Dataset rows
* start *

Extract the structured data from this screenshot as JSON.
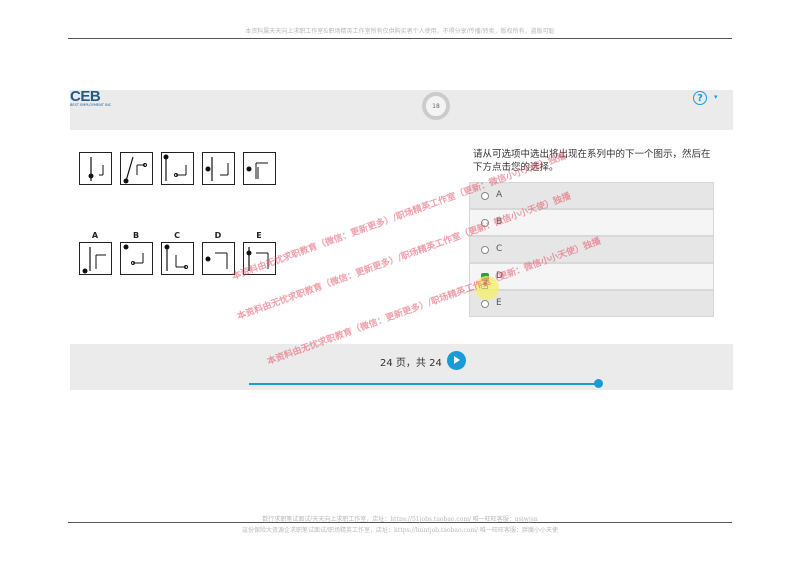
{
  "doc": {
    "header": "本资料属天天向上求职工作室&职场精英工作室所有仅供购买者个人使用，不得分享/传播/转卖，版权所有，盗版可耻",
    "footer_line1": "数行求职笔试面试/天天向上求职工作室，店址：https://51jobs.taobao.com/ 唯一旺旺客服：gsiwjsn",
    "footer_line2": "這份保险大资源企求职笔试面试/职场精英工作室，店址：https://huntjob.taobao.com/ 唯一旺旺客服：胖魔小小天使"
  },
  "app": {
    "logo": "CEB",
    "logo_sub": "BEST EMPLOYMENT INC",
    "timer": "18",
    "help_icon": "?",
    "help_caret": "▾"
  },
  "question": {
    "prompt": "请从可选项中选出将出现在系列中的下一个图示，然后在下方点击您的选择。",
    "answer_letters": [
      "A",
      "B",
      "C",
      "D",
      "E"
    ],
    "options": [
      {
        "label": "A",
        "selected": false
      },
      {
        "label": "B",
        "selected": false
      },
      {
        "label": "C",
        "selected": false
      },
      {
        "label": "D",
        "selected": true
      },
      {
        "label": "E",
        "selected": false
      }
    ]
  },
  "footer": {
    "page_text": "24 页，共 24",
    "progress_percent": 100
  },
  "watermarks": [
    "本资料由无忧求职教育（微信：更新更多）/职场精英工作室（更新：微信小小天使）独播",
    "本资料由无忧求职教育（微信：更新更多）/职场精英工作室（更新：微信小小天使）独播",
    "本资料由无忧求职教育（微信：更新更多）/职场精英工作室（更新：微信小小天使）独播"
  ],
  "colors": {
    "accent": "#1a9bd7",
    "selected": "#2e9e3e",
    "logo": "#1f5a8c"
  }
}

* end *
* start *

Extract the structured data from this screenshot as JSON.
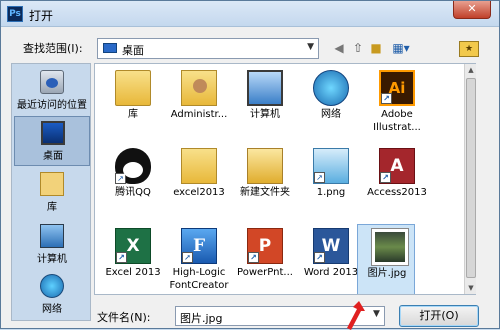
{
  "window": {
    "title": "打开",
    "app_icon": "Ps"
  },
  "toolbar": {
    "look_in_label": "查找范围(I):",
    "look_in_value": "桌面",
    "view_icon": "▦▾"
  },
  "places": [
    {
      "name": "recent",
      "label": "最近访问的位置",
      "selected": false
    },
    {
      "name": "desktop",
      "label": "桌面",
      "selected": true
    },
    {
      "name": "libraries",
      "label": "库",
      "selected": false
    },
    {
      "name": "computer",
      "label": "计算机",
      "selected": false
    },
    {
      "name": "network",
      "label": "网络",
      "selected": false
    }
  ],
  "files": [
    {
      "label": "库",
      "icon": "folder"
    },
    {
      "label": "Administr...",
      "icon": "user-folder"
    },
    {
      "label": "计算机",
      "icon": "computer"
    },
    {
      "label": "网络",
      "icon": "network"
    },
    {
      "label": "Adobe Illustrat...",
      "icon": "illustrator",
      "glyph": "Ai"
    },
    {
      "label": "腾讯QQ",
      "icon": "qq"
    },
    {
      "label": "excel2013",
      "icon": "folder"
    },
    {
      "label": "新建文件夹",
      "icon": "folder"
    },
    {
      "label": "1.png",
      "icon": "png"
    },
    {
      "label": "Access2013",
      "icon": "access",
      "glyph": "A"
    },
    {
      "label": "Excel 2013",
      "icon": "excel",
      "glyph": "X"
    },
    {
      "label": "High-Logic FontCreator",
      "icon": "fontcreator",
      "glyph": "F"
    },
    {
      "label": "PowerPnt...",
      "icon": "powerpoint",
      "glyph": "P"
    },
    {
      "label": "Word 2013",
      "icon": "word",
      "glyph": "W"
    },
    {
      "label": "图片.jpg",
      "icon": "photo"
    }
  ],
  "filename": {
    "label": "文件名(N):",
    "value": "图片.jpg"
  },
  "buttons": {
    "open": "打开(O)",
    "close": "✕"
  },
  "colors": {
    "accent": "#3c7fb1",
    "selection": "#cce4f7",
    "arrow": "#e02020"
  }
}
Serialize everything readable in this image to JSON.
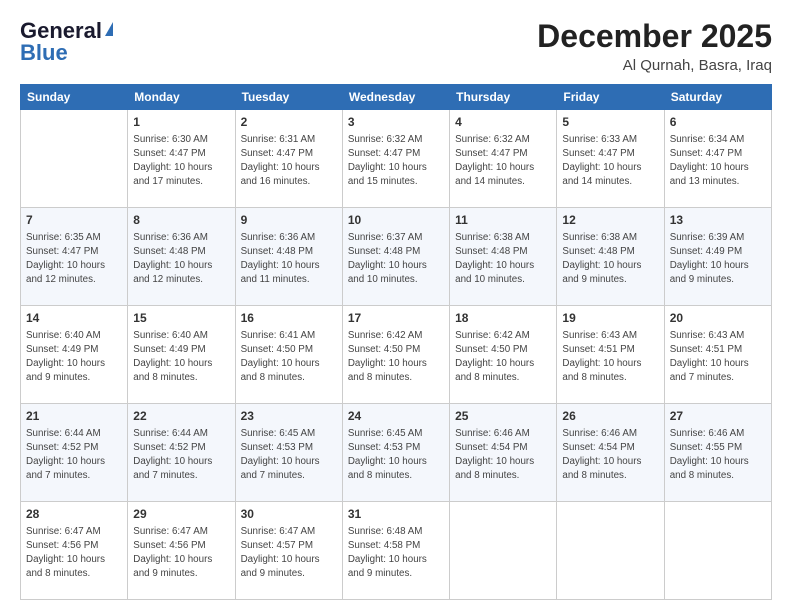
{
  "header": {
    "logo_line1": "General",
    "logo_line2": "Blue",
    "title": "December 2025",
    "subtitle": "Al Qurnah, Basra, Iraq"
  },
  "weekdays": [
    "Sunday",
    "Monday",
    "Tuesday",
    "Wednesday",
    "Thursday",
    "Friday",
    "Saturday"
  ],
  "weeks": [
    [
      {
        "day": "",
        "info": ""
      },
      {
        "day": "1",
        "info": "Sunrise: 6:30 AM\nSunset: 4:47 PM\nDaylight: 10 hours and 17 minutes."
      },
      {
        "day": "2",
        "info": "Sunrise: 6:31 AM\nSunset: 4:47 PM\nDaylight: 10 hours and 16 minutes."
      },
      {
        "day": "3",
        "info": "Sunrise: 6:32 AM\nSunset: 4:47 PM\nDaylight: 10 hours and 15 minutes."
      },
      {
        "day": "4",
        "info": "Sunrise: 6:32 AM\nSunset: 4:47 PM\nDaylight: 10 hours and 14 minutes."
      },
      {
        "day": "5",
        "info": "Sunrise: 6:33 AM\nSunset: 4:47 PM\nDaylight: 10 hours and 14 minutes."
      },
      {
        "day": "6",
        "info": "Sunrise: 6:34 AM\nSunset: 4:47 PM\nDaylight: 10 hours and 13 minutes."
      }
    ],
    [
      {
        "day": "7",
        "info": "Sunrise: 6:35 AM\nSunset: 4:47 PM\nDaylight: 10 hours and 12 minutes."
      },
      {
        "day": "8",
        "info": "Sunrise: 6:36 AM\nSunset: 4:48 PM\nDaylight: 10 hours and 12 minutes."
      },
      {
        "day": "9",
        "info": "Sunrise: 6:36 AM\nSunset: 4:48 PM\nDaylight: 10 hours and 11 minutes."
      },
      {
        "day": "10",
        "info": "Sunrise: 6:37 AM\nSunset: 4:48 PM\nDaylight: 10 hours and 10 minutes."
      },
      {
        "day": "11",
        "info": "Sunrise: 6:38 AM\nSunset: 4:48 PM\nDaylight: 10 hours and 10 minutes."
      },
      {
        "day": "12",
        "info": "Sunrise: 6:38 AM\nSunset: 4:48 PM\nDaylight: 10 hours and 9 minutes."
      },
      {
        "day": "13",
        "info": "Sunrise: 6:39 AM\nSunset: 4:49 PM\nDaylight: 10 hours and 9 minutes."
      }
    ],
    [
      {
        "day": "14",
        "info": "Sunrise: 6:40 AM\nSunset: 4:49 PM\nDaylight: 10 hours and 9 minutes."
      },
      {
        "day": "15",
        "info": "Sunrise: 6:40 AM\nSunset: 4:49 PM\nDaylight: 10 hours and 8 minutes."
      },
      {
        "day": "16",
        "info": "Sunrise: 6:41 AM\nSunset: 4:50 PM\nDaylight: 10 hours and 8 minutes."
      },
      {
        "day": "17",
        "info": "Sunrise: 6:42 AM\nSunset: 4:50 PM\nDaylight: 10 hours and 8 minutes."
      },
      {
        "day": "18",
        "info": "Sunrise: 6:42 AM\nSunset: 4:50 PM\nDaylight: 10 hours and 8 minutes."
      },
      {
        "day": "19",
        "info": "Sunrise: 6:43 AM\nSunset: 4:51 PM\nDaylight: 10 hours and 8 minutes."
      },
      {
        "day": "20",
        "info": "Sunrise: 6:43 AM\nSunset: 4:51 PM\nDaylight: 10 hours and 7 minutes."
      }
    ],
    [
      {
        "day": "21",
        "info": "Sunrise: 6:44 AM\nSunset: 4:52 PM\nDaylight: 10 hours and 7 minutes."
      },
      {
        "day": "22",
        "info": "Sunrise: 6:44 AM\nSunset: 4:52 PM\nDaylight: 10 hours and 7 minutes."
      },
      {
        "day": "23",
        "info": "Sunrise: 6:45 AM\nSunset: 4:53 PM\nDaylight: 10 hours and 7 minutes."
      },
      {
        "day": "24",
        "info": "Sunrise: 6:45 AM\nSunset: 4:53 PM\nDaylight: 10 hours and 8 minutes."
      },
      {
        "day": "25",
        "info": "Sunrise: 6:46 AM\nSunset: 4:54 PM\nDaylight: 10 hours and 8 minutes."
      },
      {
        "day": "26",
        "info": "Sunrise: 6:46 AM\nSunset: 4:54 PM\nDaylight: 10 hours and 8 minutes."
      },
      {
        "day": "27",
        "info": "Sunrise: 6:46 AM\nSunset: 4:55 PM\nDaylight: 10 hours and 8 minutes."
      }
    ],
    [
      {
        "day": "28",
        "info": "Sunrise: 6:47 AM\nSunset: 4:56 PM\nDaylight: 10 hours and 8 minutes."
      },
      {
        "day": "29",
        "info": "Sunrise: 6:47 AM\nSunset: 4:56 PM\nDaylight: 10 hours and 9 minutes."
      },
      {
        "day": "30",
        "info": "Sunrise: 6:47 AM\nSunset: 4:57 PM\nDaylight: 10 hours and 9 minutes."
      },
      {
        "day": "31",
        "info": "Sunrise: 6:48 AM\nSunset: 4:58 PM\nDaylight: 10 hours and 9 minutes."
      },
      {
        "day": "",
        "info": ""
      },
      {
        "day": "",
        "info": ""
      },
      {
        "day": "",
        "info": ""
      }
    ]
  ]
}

* end *
* start *

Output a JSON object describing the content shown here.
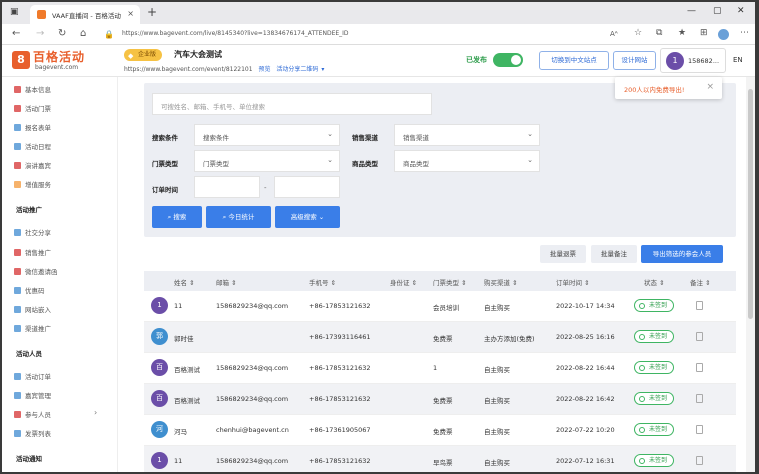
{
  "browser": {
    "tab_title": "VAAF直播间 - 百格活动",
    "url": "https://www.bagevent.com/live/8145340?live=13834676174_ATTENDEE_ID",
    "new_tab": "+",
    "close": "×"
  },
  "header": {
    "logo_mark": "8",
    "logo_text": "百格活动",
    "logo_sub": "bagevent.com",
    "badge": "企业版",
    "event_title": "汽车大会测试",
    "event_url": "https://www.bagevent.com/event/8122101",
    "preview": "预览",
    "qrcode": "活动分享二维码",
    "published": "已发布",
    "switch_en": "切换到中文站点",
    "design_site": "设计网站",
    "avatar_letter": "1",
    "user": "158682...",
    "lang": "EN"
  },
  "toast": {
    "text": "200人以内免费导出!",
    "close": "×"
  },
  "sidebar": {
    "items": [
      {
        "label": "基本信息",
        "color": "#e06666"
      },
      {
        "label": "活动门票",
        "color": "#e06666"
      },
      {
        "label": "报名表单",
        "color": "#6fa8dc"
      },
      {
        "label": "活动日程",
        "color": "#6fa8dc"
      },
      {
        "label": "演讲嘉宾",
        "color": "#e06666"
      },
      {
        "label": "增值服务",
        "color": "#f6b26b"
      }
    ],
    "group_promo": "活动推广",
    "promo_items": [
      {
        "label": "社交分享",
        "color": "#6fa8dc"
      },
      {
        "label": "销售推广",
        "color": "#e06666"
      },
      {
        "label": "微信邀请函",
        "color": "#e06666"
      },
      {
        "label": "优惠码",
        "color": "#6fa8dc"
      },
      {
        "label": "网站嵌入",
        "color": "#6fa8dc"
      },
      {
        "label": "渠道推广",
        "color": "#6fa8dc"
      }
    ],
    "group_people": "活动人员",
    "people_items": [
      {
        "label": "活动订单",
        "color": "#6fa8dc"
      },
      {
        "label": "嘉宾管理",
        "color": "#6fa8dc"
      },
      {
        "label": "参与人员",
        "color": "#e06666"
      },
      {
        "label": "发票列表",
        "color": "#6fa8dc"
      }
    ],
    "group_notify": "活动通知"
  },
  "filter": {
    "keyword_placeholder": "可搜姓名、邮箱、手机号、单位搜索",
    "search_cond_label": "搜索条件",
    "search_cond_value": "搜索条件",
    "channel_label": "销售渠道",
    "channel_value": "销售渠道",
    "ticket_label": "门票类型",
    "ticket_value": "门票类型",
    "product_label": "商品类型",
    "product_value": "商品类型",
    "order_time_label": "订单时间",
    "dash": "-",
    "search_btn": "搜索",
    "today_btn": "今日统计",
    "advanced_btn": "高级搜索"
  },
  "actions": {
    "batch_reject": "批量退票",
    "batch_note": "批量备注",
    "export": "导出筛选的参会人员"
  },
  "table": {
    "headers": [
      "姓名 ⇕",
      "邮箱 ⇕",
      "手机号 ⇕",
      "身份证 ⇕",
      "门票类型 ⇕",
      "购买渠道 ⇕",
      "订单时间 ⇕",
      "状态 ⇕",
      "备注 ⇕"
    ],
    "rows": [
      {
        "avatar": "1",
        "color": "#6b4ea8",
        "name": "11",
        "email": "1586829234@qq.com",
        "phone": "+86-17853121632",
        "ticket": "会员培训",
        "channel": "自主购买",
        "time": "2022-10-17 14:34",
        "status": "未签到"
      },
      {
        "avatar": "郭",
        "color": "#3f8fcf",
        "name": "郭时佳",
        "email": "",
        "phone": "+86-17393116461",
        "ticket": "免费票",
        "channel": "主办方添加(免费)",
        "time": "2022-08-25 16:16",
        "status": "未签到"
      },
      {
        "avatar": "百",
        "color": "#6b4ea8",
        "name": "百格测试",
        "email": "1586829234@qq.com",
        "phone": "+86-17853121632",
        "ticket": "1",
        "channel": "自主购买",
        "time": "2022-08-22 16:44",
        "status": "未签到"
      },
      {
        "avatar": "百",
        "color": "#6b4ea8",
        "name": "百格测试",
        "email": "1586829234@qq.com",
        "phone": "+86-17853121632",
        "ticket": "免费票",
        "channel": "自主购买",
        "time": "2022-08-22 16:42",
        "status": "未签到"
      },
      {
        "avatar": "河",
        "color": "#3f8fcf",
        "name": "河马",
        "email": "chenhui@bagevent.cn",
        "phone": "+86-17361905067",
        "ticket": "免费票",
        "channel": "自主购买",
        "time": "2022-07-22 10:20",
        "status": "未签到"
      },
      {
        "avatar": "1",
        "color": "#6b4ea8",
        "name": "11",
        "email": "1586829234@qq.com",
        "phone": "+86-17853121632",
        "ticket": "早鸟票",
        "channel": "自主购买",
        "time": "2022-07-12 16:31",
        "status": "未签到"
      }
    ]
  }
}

* end *

- **Set problem**
Search the lines for "销售渠道". Copy each line that has it.

- **Correct result**
    "channel_label": "销售渠道",
    "channel_value": "销售渠道",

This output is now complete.